**OBJECTIVE**
Tally the lines in the following entries that include the word "Course"; state only the total.

**Saved entries**
☆ ☆ ☆

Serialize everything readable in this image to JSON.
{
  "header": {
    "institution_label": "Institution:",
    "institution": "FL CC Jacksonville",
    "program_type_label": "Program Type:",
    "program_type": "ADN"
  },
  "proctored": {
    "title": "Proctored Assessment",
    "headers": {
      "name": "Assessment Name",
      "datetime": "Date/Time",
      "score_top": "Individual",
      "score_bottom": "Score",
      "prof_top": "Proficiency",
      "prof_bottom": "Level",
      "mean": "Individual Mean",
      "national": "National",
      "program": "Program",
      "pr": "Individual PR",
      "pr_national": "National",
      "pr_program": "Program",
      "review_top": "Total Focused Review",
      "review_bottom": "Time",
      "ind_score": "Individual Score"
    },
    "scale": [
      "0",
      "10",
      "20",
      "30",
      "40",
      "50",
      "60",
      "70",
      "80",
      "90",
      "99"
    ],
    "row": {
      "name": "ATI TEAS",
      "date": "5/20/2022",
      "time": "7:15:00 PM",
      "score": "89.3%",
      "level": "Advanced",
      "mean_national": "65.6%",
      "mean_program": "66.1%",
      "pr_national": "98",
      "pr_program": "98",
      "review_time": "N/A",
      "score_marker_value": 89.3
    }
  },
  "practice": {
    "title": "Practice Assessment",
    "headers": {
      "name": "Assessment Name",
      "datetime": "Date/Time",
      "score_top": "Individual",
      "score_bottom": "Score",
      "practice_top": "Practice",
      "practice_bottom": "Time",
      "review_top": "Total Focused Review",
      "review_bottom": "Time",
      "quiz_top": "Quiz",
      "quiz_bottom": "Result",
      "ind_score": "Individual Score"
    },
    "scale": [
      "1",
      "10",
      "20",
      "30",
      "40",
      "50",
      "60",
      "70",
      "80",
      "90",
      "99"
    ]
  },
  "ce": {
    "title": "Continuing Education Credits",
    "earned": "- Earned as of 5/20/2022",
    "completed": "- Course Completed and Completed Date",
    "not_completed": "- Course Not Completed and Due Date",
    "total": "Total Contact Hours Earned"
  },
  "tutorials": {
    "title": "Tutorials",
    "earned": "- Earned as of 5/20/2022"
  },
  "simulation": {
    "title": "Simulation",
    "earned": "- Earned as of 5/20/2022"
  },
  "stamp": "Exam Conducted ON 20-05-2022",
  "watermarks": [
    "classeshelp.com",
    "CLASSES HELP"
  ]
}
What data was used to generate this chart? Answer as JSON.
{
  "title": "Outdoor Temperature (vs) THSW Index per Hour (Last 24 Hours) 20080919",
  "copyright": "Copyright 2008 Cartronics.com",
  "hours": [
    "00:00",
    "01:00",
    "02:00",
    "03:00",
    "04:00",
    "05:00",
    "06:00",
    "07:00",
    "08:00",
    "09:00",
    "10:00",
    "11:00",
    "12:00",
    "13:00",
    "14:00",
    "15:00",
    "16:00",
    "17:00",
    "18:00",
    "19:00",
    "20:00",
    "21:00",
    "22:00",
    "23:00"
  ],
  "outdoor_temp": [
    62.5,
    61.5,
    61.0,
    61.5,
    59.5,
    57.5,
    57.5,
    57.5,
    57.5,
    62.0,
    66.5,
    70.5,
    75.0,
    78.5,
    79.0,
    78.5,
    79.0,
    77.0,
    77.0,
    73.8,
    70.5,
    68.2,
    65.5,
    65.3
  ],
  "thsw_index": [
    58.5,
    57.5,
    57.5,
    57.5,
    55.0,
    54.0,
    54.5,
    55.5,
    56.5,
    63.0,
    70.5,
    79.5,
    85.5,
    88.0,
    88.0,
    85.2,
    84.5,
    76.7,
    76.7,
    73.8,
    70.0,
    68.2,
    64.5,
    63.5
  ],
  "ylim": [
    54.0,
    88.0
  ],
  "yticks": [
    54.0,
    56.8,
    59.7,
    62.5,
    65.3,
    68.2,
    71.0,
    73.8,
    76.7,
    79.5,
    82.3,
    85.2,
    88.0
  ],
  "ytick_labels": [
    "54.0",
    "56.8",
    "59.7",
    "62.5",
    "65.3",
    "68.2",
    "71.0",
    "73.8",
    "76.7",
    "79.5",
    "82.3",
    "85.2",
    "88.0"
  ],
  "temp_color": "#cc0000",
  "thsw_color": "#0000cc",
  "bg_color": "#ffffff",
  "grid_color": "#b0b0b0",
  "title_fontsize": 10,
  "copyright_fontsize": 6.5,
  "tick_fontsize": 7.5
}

☆ ☆ ☆

**PROBLEM SOLUTION**
2